> Exercise goal
Find every line containing the word "color" and report the count, nothing more.

> Raw data
##########
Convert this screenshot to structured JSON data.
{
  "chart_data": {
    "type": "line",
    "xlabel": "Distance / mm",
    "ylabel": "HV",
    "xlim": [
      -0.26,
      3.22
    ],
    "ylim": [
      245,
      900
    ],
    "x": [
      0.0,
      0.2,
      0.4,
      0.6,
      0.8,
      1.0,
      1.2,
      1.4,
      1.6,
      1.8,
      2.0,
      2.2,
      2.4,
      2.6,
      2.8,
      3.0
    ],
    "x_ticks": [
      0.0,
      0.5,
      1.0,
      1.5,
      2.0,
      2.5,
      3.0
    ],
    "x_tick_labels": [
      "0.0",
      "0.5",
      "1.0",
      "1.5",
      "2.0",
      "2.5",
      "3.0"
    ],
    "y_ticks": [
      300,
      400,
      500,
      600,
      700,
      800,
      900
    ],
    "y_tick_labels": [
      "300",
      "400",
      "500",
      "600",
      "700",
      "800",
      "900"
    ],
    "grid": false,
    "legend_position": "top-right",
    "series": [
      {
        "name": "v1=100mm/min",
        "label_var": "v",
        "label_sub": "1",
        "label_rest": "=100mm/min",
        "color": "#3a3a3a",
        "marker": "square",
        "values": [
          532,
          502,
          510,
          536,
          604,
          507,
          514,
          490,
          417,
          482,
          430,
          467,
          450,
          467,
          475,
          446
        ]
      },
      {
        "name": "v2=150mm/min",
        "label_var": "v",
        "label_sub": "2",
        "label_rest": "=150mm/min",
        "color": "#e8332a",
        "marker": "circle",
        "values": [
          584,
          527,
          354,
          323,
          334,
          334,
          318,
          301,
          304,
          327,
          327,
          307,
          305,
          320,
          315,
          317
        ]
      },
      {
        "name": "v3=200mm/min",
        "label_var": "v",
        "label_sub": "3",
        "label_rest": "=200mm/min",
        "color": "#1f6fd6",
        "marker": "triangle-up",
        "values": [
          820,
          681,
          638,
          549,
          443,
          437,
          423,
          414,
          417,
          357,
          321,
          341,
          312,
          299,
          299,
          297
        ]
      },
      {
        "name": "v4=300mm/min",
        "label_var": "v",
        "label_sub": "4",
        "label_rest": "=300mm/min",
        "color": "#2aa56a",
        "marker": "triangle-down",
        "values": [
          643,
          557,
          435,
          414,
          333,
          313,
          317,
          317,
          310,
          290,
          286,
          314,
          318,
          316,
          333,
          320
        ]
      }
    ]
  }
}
##########
> The completed task
4